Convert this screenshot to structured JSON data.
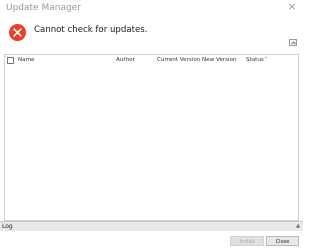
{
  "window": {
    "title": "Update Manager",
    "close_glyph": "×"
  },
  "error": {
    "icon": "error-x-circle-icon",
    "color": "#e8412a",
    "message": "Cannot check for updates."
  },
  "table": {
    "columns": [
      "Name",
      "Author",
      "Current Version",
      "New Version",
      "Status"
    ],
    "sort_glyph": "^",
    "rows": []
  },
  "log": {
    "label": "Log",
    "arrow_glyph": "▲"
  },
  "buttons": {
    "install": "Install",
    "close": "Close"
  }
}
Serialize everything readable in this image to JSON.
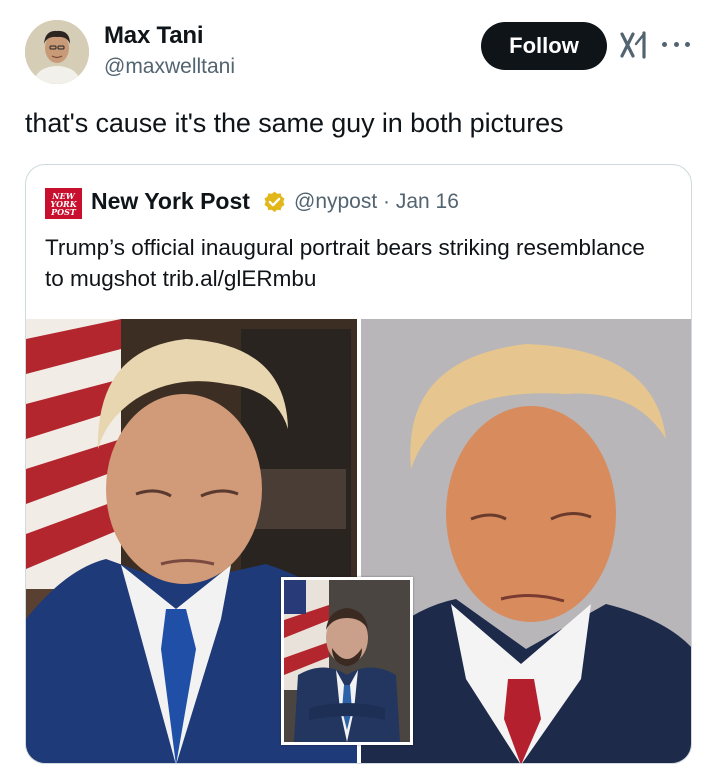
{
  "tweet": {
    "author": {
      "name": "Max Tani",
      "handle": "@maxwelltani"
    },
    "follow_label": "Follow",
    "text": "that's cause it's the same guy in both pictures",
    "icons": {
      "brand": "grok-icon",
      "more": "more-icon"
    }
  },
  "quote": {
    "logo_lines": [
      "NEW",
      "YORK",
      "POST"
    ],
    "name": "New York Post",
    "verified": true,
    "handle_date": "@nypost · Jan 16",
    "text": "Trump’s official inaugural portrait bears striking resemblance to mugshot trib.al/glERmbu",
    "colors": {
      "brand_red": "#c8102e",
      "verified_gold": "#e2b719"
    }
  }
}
····················
● Challenge
Without including the pictures, return each record above exactly as it stands.

● Solution for this task
Convert this screenshot to structured JSON data.
{
  "window": {
    "title": "Update Manager",
    "close_glyph": "×"
  },
  "error": {
    "icon": "error-x-circle-icon",
    "color": "#e8412a",
    "message": "Cannot check for updates."
  },
  "table": {
    "columns": [
      "Name",
      "Author",
      "Current Version",
      "New Version",
      "Status"
    ],
    "sort_glyph": "^",
    "rows": []
  },
  "log": {
    "label": "Log",
    "arrow_glyph": "▲"
  },
  "buttons": {
    "install": "Install",
    "close": "Close"
  }
}
Serialize everything readable in this image to JSON.
{
  "tweet": {
    "author": {
      "name": "Max Tani",
      "handle": "@maxwelltani"
    },
    "follow_label": "Follow",
    "text": "that's cause it's the same guy in both pictures",
    "icons": {
      "brand": "grok-icon",
      "more": "more-icon"
    }
  },
  "quote": {
    "logo_lines": [
      "NEW",
      "YORK",
      "POST"
    ],
    "name": "New York Post",
    "verified": true,
    "handle_date": "@nypost · Jan 16",
    "text": "Trump’s official inaugural portrait bears striking resemblance to mugshot trib.al/glERmbu",
    "colors": {
      "brand_red": "#c8102e",
      "verified_gold": "#e2b719"
    }
  }
}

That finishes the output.